Direction
Search the material for the string "this", then report how many lines hold it, with no other text.

Data listing:
※ ※ ※
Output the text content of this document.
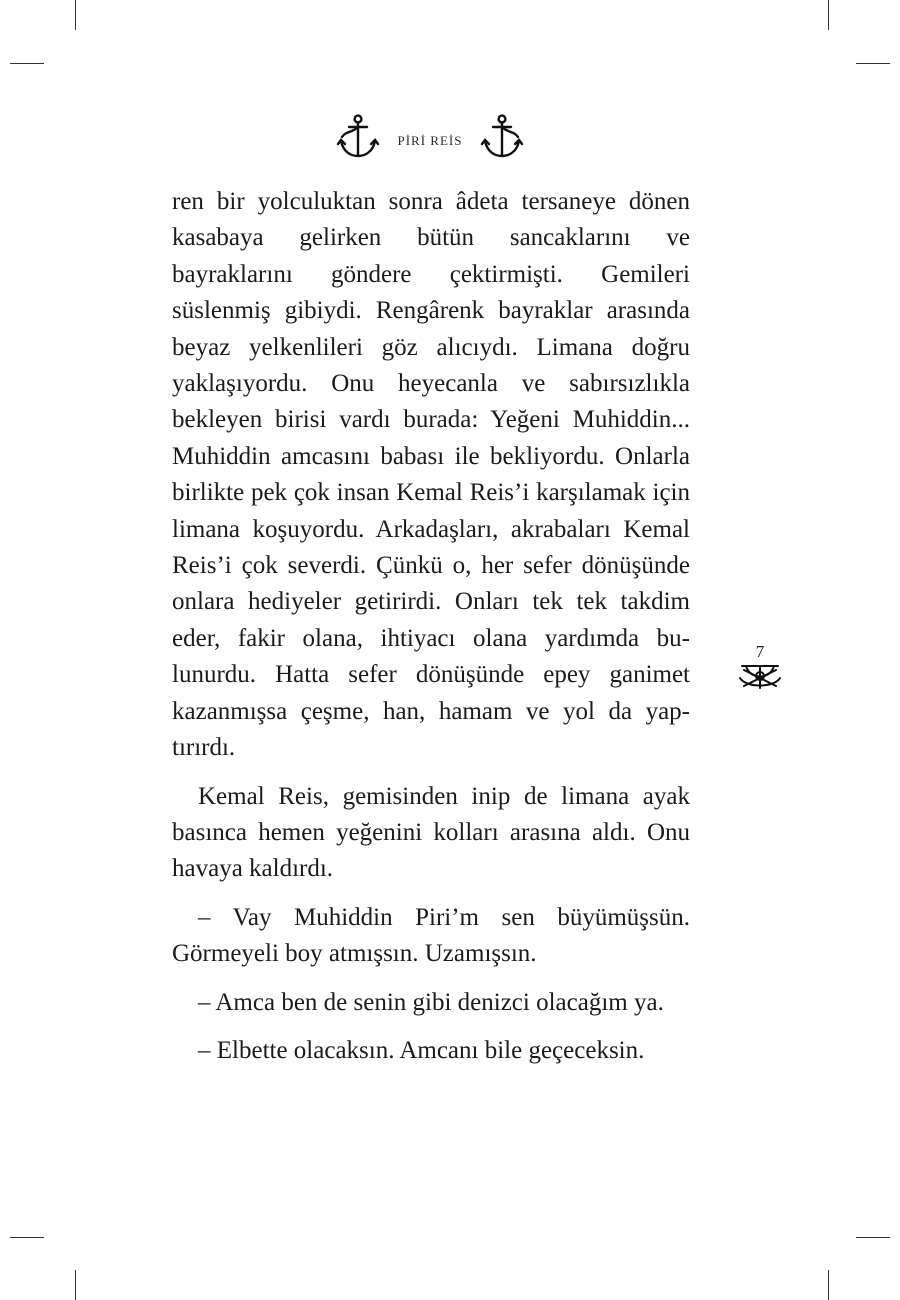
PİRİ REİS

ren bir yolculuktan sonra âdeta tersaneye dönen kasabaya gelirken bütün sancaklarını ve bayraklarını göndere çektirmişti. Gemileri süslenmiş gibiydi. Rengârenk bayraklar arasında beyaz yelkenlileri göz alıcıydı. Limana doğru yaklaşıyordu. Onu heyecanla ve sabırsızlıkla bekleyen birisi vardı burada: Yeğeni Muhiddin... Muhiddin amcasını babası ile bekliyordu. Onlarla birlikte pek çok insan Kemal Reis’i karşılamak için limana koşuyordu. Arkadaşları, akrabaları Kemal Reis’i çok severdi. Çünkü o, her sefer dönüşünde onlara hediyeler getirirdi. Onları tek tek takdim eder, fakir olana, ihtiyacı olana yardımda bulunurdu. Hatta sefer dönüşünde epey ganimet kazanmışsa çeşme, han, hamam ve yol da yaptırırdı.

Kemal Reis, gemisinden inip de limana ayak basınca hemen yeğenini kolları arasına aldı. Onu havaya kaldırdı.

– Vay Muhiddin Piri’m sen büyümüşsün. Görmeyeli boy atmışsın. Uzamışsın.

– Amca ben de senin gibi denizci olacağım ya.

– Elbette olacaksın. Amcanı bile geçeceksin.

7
※ ※ ※
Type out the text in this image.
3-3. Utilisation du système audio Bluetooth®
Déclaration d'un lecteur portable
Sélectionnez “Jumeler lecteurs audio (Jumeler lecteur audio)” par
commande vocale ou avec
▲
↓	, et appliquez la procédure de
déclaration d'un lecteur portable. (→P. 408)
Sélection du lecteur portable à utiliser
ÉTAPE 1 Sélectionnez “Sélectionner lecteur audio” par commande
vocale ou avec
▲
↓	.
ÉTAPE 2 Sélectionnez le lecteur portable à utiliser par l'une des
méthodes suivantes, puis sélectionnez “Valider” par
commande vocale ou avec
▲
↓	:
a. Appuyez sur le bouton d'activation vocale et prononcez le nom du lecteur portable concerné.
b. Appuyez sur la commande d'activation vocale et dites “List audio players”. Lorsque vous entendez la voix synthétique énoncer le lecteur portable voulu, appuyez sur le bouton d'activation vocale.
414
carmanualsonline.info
※ ※ ※
The result
2